- Description of the task -
Where does the word "scatter" show up in the records? Copy every line that has it.

- Record excerpts -
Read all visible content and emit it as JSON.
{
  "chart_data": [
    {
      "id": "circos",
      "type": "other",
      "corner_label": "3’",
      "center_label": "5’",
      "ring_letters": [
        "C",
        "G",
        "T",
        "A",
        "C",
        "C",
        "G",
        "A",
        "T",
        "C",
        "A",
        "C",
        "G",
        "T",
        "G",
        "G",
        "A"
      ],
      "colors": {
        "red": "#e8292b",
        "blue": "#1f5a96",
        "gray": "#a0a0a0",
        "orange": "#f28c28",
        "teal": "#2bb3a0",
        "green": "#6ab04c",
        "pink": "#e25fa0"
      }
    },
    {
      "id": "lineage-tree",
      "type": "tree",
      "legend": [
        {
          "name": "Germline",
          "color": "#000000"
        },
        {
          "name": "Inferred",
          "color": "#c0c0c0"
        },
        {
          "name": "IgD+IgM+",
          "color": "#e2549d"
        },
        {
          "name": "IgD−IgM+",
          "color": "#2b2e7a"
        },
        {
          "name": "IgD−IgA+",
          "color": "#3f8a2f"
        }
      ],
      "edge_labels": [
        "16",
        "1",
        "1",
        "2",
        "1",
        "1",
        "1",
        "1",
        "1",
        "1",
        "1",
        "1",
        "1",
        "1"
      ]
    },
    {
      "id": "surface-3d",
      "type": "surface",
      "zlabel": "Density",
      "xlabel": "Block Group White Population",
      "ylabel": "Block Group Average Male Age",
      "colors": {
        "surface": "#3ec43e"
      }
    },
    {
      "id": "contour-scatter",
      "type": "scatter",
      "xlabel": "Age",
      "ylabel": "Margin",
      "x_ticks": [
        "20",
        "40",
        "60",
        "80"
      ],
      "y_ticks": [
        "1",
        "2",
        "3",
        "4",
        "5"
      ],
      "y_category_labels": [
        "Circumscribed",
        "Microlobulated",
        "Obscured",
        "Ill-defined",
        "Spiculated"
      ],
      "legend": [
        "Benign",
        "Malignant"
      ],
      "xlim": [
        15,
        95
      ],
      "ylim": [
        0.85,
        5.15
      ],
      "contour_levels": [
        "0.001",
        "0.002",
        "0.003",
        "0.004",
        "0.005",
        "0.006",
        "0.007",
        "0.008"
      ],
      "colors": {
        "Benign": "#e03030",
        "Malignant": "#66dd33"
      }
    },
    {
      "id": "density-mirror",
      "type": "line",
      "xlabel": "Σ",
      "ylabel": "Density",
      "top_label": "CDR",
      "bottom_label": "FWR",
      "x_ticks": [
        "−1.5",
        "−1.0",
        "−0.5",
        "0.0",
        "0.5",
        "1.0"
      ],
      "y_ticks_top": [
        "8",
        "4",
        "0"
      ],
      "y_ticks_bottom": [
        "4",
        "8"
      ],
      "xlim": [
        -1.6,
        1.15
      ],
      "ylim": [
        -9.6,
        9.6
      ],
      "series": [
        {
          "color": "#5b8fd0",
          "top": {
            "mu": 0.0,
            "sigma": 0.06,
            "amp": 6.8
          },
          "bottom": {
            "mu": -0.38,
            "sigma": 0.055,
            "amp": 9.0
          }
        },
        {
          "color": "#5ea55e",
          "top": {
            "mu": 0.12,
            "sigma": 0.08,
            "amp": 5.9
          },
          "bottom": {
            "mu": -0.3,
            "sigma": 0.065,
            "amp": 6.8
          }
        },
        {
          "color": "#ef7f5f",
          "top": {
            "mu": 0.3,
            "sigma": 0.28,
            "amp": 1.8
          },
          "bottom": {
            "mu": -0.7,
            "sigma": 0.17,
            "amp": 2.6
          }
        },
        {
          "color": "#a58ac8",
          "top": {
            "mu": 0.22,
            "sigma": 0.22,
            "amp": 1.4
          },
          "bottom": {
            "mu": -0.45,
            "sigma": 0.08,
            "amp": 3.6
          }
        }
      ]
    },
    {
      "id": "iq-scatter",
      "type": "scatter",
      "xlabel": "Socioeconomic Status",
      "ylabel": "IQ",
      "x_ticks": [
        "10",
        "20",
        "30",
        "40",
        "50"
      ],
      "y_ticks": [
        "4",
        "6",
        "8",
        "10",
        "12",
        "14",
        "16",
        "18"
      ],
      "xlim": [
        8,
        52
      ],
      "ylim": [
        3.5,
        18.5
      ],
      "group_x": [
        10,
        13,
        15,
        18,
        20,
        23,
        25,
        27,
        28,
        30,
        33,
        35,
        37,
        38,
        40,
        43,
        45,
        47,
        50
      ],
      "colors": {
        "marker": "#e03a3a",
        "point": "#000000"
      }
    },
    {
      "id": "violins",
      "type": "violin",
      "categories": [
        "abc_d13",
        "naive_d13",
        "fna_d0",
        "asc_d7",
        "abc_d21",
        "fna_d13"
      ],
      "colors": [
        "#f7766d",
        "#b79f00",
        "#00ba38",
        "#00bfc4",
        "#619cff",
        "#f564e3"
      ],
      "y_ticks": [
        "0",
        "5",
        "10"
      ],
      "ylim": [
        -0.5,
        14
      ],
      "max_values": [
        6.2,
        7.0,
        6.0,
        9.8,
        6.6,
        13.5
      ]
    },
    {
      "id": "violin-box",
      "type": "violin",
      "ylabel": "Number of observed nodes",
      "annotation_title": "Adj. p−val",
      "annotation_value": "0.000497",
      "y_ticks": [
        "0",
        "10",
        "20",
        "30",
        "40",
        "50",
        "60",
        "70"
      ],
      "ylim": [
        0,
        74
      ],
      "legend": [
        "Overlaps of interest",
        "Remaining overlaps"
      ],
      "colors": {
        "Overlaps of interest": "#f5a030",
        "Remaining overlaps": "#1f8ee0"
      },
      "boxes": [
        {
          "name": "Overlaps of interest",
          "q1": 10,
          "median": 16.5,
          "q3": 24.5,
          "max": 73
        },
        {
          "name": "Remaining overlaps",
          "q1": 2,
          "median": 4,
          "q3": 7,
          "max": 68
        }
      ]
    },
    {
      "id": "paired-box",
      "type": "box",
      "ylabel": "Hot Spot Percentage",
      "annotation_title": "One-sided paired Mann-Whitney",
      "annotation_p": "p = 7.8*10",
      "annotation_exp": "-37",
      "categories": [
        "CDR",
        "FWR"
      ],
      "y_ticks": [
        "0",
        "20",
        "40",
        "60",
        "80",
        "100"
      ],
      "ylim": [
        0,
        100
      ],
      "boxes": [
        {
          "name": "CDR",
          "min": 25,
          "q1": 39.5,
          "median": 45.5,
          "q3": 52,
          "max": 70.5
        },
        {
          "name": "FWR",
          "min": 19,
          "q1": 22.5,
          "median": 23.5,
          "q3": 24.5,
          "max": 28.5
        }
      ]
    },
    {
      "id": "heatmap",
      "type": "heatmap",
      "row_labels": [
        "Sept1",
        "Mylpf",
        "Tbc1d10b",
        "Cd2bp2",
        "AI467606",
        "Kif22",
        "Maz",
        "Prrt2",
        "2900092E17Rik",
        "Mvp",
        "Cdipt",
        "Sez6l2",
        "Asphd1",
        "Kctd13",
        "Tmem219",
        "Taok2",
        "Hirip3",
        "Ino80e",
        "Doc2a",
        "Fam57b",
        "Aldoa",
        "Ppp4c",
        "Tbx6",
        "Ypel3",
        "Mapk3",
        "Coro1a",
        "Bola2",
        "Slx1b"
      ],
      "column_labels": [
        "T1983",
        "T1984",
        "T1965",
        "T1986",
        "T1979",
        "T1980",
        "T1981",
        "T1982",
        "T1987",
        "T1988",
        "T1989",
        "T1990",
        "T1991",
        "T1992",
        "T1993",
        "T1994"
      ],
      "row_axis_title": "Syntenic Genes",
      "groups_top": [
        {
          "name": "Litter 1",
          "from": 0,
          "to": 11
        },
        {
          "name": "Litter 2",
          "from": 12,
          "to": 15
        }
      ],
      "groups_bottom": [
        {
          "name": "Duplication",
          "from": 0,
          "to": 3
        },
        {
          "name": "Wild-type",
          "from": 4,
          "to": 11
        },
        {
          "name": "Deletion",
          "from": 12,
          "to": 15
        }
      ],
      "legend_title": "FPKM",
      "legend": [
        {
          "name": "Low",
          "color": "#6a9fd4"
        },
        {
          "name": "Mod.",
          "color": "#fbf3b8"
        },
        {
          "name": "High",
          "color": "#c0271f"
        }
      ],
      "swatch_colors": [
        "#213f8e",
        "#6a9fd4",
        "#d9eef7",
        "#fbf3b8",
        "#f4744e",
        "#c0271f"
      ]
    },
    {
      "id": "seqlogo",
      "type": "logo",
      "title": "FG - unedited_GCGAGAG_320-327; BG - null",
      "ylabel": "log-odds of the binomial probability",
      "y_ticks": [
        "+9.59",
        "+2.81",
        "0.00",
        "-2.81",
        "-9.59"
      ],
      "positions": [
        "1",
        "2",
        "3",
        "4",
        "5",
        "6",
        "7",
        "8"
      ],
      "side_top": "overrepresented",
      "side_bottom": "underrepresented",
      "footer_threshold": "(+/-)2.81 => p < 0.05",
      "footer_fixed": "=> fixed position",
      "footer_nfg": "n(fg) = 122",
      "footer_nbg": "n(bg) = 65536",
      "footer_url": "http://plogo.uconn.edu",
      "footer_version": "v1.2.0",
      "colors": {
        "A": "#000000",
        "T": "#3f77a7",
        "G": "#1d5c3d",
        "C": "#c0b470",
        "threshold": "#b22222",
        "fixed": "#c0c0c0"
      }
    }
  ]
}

- Problem solution -
      "id": "contour-scatter",
      "type": "scatter",
      "id": "iq-scatter",
      "type": "scatter",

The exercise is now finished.